> Stored data:

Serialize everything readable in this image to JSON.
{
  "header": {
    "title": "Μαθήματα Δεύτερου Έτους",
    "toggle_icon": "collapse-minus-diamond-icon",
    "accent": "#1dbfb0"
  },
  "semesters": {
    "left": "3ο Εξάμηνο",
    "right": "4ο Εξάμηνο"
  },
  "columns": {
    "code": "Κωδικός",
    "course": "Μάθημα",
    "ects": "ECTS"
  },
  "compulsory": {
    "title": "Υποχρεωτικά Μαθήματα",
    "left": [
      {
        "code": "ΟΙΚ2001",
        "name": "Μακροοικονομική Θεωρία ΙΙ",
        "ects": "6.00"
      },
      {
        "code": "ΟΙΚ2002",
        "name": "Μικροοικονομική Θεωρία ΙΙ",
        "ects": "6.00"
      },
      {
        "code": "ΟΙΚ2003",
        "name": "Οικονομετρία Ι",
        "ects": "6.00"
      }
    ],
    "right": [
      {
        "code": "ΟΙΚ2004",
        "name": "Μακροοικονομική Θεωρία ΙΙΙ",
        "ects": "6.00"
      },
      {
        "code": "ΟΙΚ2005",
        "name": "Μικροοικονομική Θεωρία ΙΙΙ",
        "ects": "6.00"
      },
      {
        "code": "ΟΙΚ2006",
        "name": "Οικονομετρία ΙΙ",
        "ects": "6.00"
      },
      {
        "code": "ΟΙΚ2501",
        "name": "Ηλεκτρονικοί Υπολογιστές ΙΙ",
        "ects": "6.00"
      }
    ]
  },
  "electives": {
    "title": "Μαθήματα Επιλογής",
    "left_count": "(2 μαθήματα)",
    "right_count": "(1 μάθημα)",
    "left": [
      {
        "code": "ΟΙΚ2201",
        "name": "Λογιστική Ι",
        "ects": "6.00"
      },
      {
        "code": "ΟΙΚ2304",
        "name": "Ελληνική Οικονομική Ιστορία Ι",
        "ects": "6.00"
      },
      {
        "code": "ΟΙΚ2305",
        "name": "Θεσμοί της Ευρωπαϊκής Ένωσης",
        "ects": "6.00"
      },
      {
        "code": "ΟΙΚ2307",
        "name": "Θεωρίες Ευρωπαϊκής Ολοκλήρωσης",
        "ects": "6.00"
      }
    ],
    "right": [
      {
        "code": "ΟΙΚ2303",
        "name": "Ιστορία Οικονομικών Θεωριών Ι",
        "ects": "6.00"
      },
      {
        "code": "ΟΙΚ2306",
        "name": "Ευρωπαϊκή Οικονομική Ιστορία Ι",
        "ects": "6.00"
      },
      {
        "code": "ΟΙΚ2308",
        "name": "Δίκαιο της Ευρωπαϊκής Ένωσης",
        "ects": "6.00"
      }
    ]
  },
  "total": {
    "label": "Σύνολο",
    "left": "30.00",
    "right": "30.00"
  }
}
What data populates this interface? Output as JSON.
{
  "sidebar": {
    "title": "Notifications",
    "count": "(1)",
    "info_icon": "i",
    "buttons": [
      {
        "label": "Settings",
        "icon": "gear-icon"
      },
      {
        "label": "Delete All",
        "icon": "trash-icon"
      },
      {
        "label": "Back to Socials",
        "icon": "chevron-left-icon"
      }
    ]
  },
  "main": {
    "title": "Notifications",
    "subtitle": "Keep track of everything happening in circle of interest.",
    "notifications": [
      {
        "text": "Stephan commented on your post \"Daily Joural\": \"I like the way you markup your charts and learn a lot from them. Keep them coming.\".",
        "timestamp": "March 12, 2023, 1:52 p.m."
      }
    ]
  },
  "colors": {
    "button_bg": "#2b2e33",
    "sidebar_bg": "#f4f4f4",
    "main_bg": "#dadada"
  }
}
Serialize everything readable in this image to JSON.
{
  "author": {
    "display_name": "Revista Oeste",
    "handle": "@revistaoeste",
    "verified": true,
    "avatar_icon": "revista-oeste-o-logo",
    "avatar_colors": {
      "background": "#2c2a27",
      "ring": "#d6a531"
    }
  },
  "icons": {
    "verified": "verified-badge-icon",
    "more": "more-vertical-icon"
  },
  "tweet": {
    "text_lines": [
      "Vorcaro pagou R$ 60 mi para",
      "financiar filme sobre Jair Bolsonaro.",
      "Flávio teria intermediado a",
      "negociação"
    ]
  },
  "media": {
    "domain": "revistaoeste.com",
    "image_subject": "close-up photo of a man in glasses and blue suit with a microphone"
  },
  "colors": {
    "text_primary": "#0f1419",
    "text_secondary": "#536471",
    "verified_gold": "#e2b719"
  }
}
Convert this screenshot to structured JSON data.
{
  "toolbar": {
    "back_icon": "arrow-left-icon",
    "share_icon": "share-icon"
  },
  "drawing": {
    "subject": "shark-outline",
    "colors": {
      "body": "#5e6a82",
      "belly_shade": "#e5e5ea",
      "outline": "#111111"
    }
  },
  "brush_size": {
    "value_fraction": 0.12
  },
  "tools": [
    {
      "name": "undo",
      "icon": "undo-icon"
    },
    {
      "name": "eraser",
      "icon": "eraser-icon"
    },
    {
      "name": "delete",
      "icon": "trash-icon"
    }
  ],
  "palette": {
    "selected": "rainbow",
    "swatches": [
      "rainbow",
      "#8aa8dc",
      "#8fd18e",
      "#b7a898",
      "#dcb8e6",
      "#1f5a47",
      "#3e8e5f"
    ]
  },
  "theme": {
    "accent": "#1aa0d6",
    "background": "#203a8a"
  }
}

> Short task:
Repeat the data exactly. Leave nothing out.

> Correct result:
Serialize everything readable in this image to JSON.
{
  "header": {
    "title": "Μαθήματα Δεύτερου Έτους",
    "toggle_icon": "collapse-minus-diamond-icon",
    "accent": "#1dbfb0"
  },
  "semesters": {
    "left": "3ο Εξάμηνο",
    "right": "4ο Εξάμηνο"
  },
  "columns": {
    "code": "Κωδικός",
    "course": "Μάθημα",
    "ects": "ECTS"
  },
  "compulsory": {
    "title": "Υποχρεωτικά Μαθήματα",
    "left": [
      {
        "code": "ΟΙΚ2001",
        "name": "Μακροοικονομική Θεωρία ΙΙ",
        "ects": "6.00"
      },
      {
        "code": "ΟΙΚ2002",
        "name": "Μικροοικονομική Θεωρία ΙΙ",
        "ects": "6.00"
      },
      {
        "code": "ΟΙΚ2003",
        "name": "Οικονομετρία Ι",
        "ects": "6.00"
      }
    ],
    "right": [
      {
        "code": "ΟΙΚ2004",
        "name": "Μακροοικονομική Θεωρία ΙΙΙ",
        "ects": "6.00"
      },
      {
        "code": "ΟΙΚ2005",
        "name": "Μικροοικονομική Θεωρία ΙΙΙ",
        "ects": "6.00"
      },
      {
        "code": "ΟΙΚ2006",
        "name": "Οικονομετρία ΙΙ",
        "ects": "6.00"
      },
      {
        "code": "ΟΙΚ2501",
        "name": "Ηλεκτρονικοί Υπολογιστές ΙΙ",
        "ects": "6.00"
      }
    ]
  },
  "electives": {
    "title": "Μαθήματα Επιλογής",
    "left_count": "(2 μαθήματα)",
    "right_count": "(1 μάθημα)",
    "left": [
      {
        "code": "ΟΙΚ2201",
        "name": "Λογιστική Ι",
        "ects": "6.00"
      },
      {
        "code": "ΟΙΚ2304",
        "name": "Ελληνική Οικονομική Ιστορία Ι",
        "ects": "6.00"
      },
      {
        "code": "ΟΙΚ2305",
        "name": "Θεσμοί της Ευρωπαϊκής Ένωσης",
        "ects": "6.00"
      },
      {
        "code": "ΟΙΚ2307",
        "name": "Θεωρίες Ευρωπαϊκής Ολοκλήρωσης",
        "ects": "6.00"
      }
    ],
    "right": [
      {
        "code": "ΟΙΚ2303",
        "name": "Ιστορία Οικονομικών Θεωριών Ι",
        "ects": "6.00"
      },
      {
        "code": "ΟΙΚ2306",
        "name": "Ευρωπαϊκή Οικονομική Ιστορία Ι",
        "ects": "6.00"
      },
      {
        "code": "ΟΙΚ2308",
        "name": "Δίκαιο της Ευρωπαϊκής Ένωσης",
        "ects": "6.00"
      }
    ]
  },
  "total": {
    "label": "Σύνολο",
    "left": "30.00",
    "right": "30.00"
  }
}
What data populates this interface? Output as JSON.
{
  "sidebar": {
    "title": "Notifications",
    "count": "(1)",
    "info_icon": "i",
    "buttons": [
      {
        "label": "Settings",
        "icon": "gear-icon"
      },
      {
        "label": "Delete All",
        "icon": "trash-icon"
      },
      {
        "label": "Back to Socials",
        "icon": "chevron-left-icon"
      }
    ]
  },
  "main": {
    "title": "Notifications",
    "subtitle": "Keep track of everything happening in circle of interest.",
    "notifications": [
      {
        "text": "Stephan commented on your post \"Daily Joural\": \"I like the way you markup your charts and learn a lot from them. Keep them coming.\".",
        "timestamp": "March 12, 2023, 1:52 p.m."
      }
    ]
  },
  "colors": {
    "button_bg": "#2b2e33",
    "sidebar_bg": "#f4f4f4",
    "main_bg": "#dadada"
  }
}
Serialize everything readable in this image to JSON.
{
  "author": {
    "display_name": "Revista Oeste",
    "handle": "@revistaoeste",
    "verified": true,
    "avatar_icon": "revista-oeste-o-logo",
    "avatar_colors": {
      "background": "#2c2a27",
      "ring": "#d6a531"
    }
  },
  "icons": {
    "verified": "verified-badge-icon",
    "more": "more-vertical-icon"
  },
  "tweet": {
    "text_lines": [
      "Vorcaro pagou R$ 60 mi para",
      "financiar filme sobre Jair Bolsonaro.",
      "Flávio teria intermediado a",
      "negociação"
    ]
  },
  "media": {
    "domain": "revistaoeste.com",
    "image_subject": "close-up photo of a man in glasses and blue suit with a microphone"
  },
  "colors": {
    "text_primary": "#0f1419",
    "text_secondary": "#536471",
    "verified_gold": "#e2b719"
  }
}
Convert this screenshot to structured JSON data.
{
  "toolbar": {
    "back_icon": "arrow-left-icon",
    "share_icon": "share-icon"
  },
  "drawing": {
    "subject": "shark-outline",
    "colors": {
      "body": "#5e6a82",
      "belly_shade": "#e5e5ea",
      "outline": "#111111"
    }
  },
  "brush_size": {
    "value_fraction": 0.12
  },
  "tools": [
    {
      "name": "undo",
      "icon": "undo-icon"
    },
    {
      "name": "eraser",
      "icon": "eraser-icon"
    },
    {
      "name": "delete",
      "icon": "trash-icon"
    }
  ],
  "palette": {
    "selected": "rainbow",
    "swatches": [
      "rainbow",
      "#8aa8dc",
      "#8fd18e",
      "#b7a898",
      "#dcb8e6",
      "#1f5a47",
      "#3e8e5f"
    ]
  },
  "theme": {
    "accent": "#1aa0d6",
    "background": "#203a8a"
  }
}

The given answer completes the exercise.